##### Dataset rows
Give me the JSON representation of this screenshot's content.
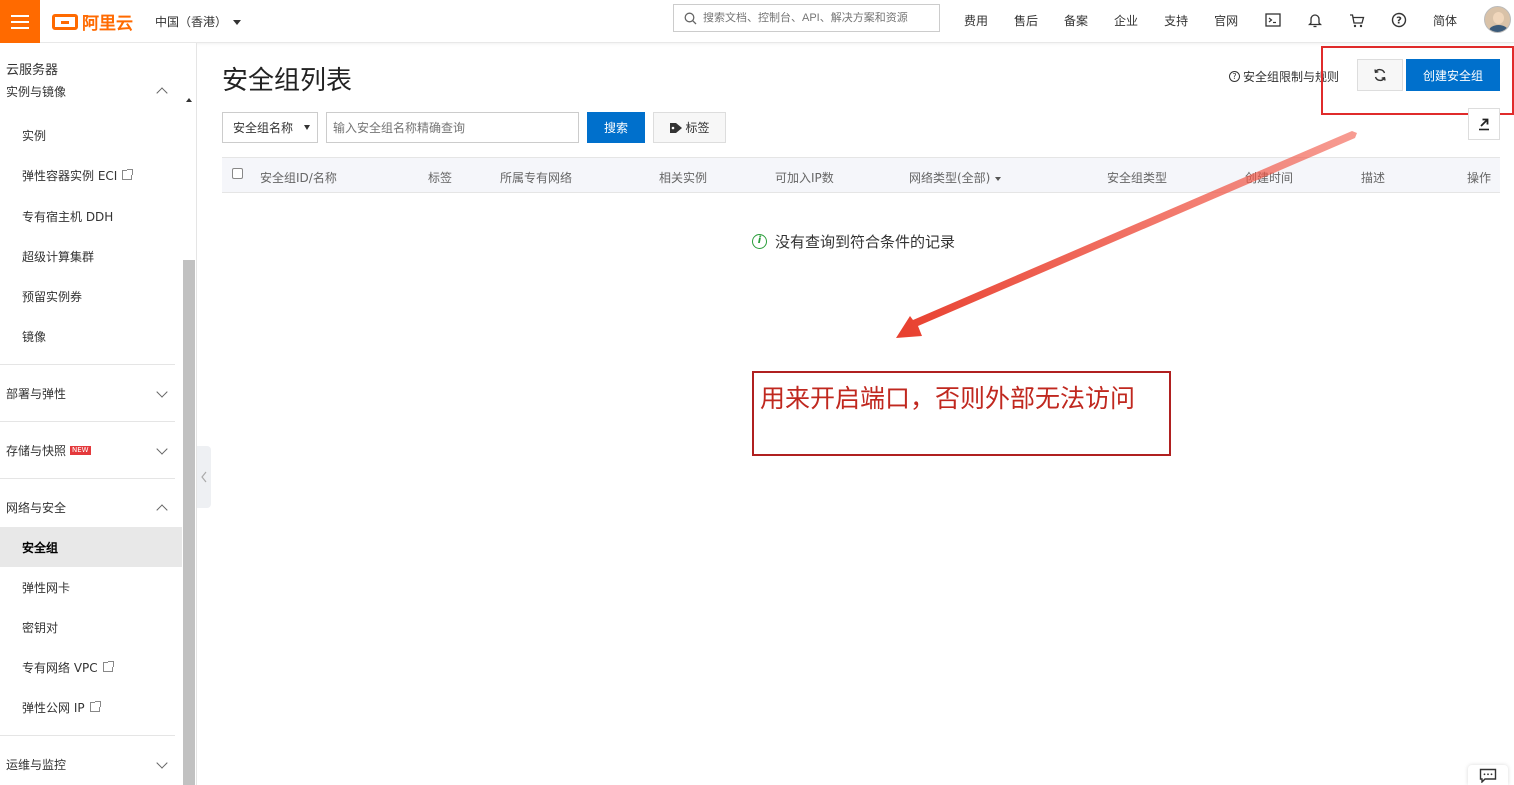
{
  "topbar": {
    "brand": "阿里云",
    "region": "中国（香港）",
    "search_placeholder": "搜索文档、控制台、API、解决方案和资源",
    "nav": [
      "费用",
      "售后",
      "备案",
      "企业",
      "支持",
      "官网"
    ],
    "lang": "简体"
  },
  "sidebar": {
    "title": "云服务器",
    "groups": {
      "instances": "实例与镜像",
      "deploy": "部署与弹性",
      "storage": "存储与快照",
      "storage_badge": "NEW",
      "network": "网络与安全",
      "ops": "运维与监控"
    },
    "instance_items": [
      "实例",
      "弹性容器实例 ECI",
      "专有宿主机 DDH",
      "超级计算集群",
      "预留实例券",
      "镜像"
    ],
    "network_items": [
      "安全组",
      "弹性网卡",
      "密钥对",
      "专有网络 VPC",
      "弹性公网 IP"
    ]
  },
  "main": {
    "title": "安全组列表",
    "help_link": "安全组限制与规则",
    "create_button": "创建安全组",
    "filter_select": "安全组名称",
    "filter_placeholder": "输入安全组名称精确查询",
    "search_button": "搜索",
    "tag_button": "标签",
    "columns": [
      "安全组ID/名称",
      "标签",
      "所属专有网络",
      "相关实例",
      "可加入IP数",
      "网络类型(全部)",
      "安全组类型",
      "创建时间",
      "描述",
      "操作"
    ],
    "empty_message": "没有查询到符合条件的记录"
  },
  "annotation": {
    "text": "用来开启端口，否则外部无法访问",
    "color": "#c0281f"
  },
  "colors": {
    "accent": "#ff6a00",
    "primary": "#0070cc",
    "annotation_red": "#e02b2b"
  }
}
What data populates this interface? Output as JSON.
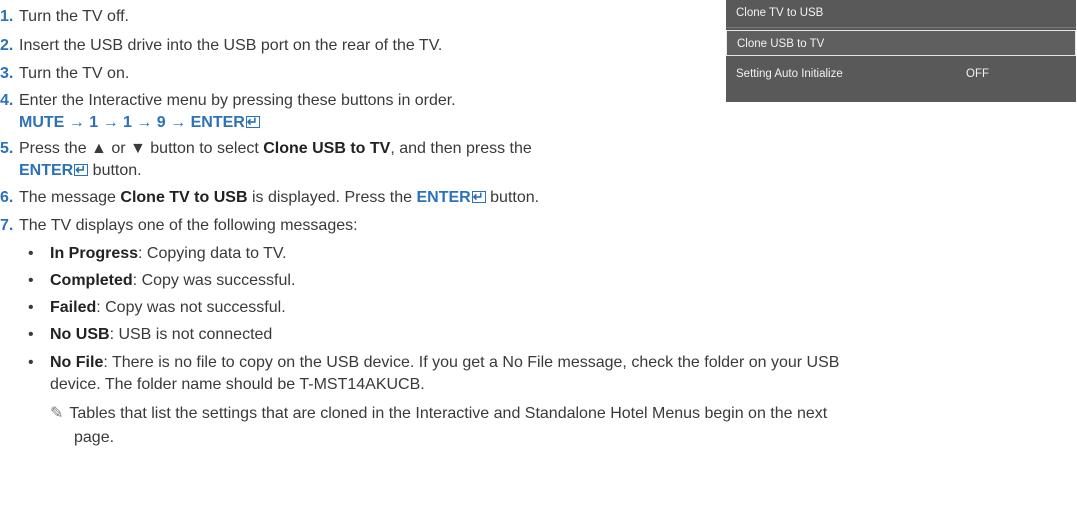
{
  "menu": {
    "items": [
      {
        "label": "Clone TV to USB",
        "value": ""
      },
      {
        "label": "Clone USB to TV",
        "value": ""
      },
      {
        "label": "Setting Auto Initialize",
        "value": "OFF"
      }
    ]
  },
  "steps": [
    {
      "num": "1.",
      "text": "Turn the TV off."
    },
    {
      "num": "2.",
      "text": "Insert the USB drive into the USB port on the rear of the TV."
    },
    {
      "num": "3.",
      "text": "Turn the TV on."
    },
    {
      "num": "4.",
      "text": "Enter the Interactive menu by pressing these buttons in order.",
      "sequence": "MUTE → 1 → 1 → 9 → ENTER"
    },
    {
      "num": "5.",
      "text_a": "Press the ▲ or ▼ button to select ",
      "bold_a": "Clone USB to TV",
      "text_b": ", and then press the",
      "key": "ENTER",
      "text_c": " button."
    },
    {
      "num": "6.",
      "text_a": "The message ",
      "bold_a": "Clone TV to USB",
      "text_b": " is displayed. Press the ",
      "key": "ENTER",
      "text_c": " button."
    },
    {
      "num": "7.",
      "text": "The TV displays one of the following messages:"
    }
  ],
  "bullets": [
    {
      "term": "In Progress",
      "desc": ": Copying data to TV."
    },
    {
      "term": "Completed",
      "desc": ": Copy was successful."
    },
    {
      "term": "Failed",
      "desc": ": Copy was not successful."
    },
    {
      "term": "No USB",
      "desc": ": USB is not connected"
    },
    {
      "term": "No File",
      "desc": ": There is no file to copy on the USB device. If you get a No File message, check the folder on your USB",
      "desc2": "device. The folder name should be T-MST14AKUCB."
    }
  ],
  "note": {
    "line1": "Tables that list the settings that are cloned in the Interactive and Standalone Hotel Menus begin on the next",
    "line2": "page."
  }
}
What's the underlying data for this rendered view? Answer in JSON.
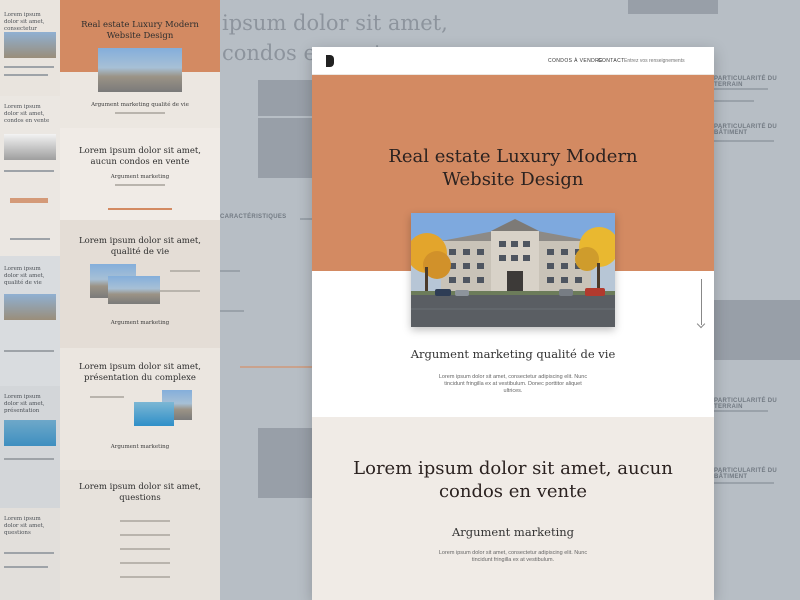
{
  "background": {
    "ghost_headline": "ipsum dolor sit amet, condos en vente",
    "right_labels": [
      "CARACTÉRISTIQUES",
      "PARTICULARITÉ DU TERRAIN",
      "PARTICULARITÉ DU BÂTIMENT",
      "PARTICULARITÉ DU TERRAIN",
      "PARTICULARITÉ DU BÂTIMENT"
    ],
    "left_titles": [
      "Lorem ipsum dolor sit amet, consectetur",
      "Lorem ipsum dolor sit amet, condos en vente",
      "Lorem ipsum dolor sit amet, qualité de vie",
      "Lorem ipsum dolor sit amet, présentation",
      "Lorem ipsum dolor sit amet, questions"
    ],
    "mid_sections": [
      {
        "title": "Real estate Luxury Modern Website Design",
        "sub": "Argument marketing qualité de vie"
      },
      {
        "title": "Lorem ipsum dolor sit amet, aucun condos en vente",
        "sub": "Argument marketing"
      },
      {
        "title": "Lorem ipsum dolor sit amet, qualité de vie",
        "sub": "Argument marketing"
      },
      {
        "title": "Lorem ipsum dolor sit amet, présentation du complexe",
        "sub": "Argument marketing"
      },
      {
        "title": "Lorem ipsum dolor sit amet, questions",
        "sub": ""
      }
    ]
  },
  "nav": {
    "logo": "logo-mark",
    "links": [
      "CONDOS À VENDRE",
      "CONTACT"
    ],
    "search_placeholder": "Entrez vos renseignements"
  },
  "hero": {
    "title": "Real estate Luxury Modern Website Design",
    "background_color": "#d38a62",
    "photo": "condo-building-photo"
  },
  "marketing": {
    "heading": "Argument marketing qualité de vie",
    "body": "Lorem ipsum dolor sit amet, consectetur adipiscing elit. Nunc tincidunt fringilla ex at vestibulum. Donec porttitor aliquet ultrices."
  },
  "section2": {
    "title": "Lorem ipsum dolor sit amet, aucun condos en vente",
    "subtitle": "Argument marketing",
    "body": "Lorem ipsum dolor sit amet, consectetur adipiscing elit. Nunc tincidunt fringilla ex at vestibulum.",
    "background_color": "#f0ebe6"
  },
  "accent_color": "#d38a62"
}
##########
= What is asked =
Write out the listing above again, exactly, but with no pictures in the copy.

= Result of this exercise =
Give me the JSON representation of this screenshot's content.
{
  "topbar": {
    "brand": "阿里云",
    "region": "中国（香港）",
    "search_placeholder": "搜索文档、控制台、API、解决方案和资源",
    "nav": [
      "费用",
      "售后",
      "备案",
      "企业",
      "支持",
      "官网"
    ],
    "lang": "简体"
  },
  "sidebar": {
    "title": "云服务器",
    "groups": {
      "instances": "实例与镜像",
      "deploy": "部署与弹性",
      "storage": "存储与快照",
      "storage_badge": "NEW",
      "network": "网络与安全",
      "ops": "运维与监控"
    },
    "instance_items": [
      "实例",
      "弹性容器实例 ECI",
      "专有宿主机 DDH",
      "超级计算集群",
      "预留实例券",
      "镜像"
    ],
    "network_items": [
      "安全组",
      "弹性网卡",
      "密钥对",
      "专有网络 VPC",
      "弹性公网 IP"
    ]
  },
  "main": {
    "title": "安全组列表",
    "help_link": "安全组限制与规则",
    "create_button": "创建安全组",
    "filter_select": "安全组名称",
    "filter_placeholder": "输入安全组名称精确查询",
    "search_button": "搜索",
    "tag_button": "标签",
    "columns": [
      "安全组ID/名称",
      "标签",
      "所属专有网络",
      "相关实例",
      "可加入IP数",
      "网络类型(全部)",
      "安全组类型",
      "创建时间",
      "描述",
      "操作"
    ],
    "empty_message": "没有查询到符合条件的记录"
  },
  "annotation": {
    "text": "用来开启端口，否则外部无法访问",
    "color": "#c0281f"
  },
  "colors": {
    "accent": "#ff6a00",
    "primary": "#0070cc",
    "annotation_red": "#e02b2b"
  }
}
What data populates this interface? Output as JSON.
{
  "menu": {
    "items": [
      {
        "label": "Clone TV to USB",
        "value": ""
      },
      {
        "label": "Clone USB to TV",
        "value": ""
      },
      {
        "label": "Setting Auto Initialize",
        "value": "OFF"
      }
    ]
  },
  "steps": [
    {
      "num": "1.",
      "text": "Turn the TV off."
    },
    {
      "num": "2.",
      "text": "Insert the USB drive into the USB port on the rear of the TV."
    },
    {
      "num": "3.",
      "text": "Turn the TV on."
    },
    {
      "num": "4.",
      "text": "Enter the Interactive menu by pressing these buttons in order.",
      "sequence": "MUTE → 1 → 1 → 9 → ENTER"
    },
    {
      "num": "5.",
      "text_a": "Press the ▲ or ▼ button to select ",
      "bold_a": "Clone USB to TV",
      "text_b": ", and then press the",
      "key": "ENTER",
      "text_c": " button."
    },
    {
      "num": "6.",
      "text_a": "The message ",
      "bold_a": "Clone TV to USB",
      "text_b": " is displayed. Press the ",
      "key": "ENTER",
      "text_c": " button."
    },
    {
      "num": "7.",
      "text": "The TV displays one of the following messages:"
    }
  ],
  "bullets": [
    {
      "term": "In Progress",
      "desc": ": Copying data to TV."
    },
    {
      "term": "Completed",
      "desc": ": Copy was successful."
    },
    {
      "term": "Failed",
      "desc": ": Copy was not successful."
    },
    {
      "term": "No USB",
      "desc": ": USB is not connected"
    },
    {
      "term": "No File",
      "desc": ": There is no file to copy on the USB device. If you get a No File message, check the folder on your USB",
      "desc2": "device. The folder name should be T-MST14AKUCB."
    }
  ],
  "note": {
    "line1": "Tables that list the settings that are cloned in the Interactive and Standalone Hotel Menus begin on the next",
    "line2": "page."
  }
}
What's the underlying data for this rendered view? Answer in JSON.
{
  "background": {
    "ghost_headline": "ipsum dolor sit amet, condos en vente",
    "right_labels": [
      "CARACTÉRISTIQUES",
      "PARTICULARITÉ DU TERRAIN",
      "PARTICULARITÉ DU BÂTIMENT",
      "PARTICULARITÉ DU TERRAIN",
      "PARTICULARITÉ DU BÂTIMENT"
    ],
    "left_titles": [
      "Lorem ipsum dolor sit amet, consectetur",
      "Lorem ipsum dolor sit amet, condos en vente",
      "Lorem ipsum dolor sit amet, qualité de vie",
      "Lorem ipsum dolor sit amet, présentation",
      "Lorem ipsum dolor sit amet, questions"
    ],
    "mid_sections": [
      {
        "title": "Real estate Luxury Modern Website Design",
        "sub": "Argument marketing qualité de vie"
      },
      {
        "title": "Lorem ipsum dolor sit amet, aucun condos en vente",
        "sub": "Argument marketing"
      },
      {
        "title": "Lorem ipsum dolor sit amet, qualité de vie",
        "sub": "Argument marketing"
      },
      {
        "title": "Lorem ipsum dolor sit amet, présentation du complexe",
        "sub": "Argument marketing"
      },
      {
        "title": "Lorem ipsum dolor sit amet, questions",
        "sub": ""
      }
    ]
  },
  "nav": {
    "logo": "logo-mark",
    "links": [
      "CONDOS À VENDRE",
      "CONTACT"
    ],
    "search_placeholder": "Entrez vos renseignements"
  },
  "hero": {
    "title": "Real estate Luxury Modern Website Design",
    "background_color": "#d38a62",
    "photo": "condo-building-photo"
  },
  "marketing": {
    "heading": "Argument marketing qualité de vie",
    "body": "Lorem ipsum dolor sit amet, consectetur adipiscing elit. Nunc tincidunt fringilla ex at vestibulum. Donec porttitor aliquet ultrices."
  },
  "section2": {
    "title": "Lorem ipsum dolor sit amet, aucun condos en vente",
    "subtitle": "Argument marketing",
    "body": "Lorem ipsum dolor sit amet, consectetur adipiscing elit. Nunc tincidunt fringilla ex at vestibulum.",
    "background_color": "#f0ebe6"
  },
  "accent_color": "#d38a62"
}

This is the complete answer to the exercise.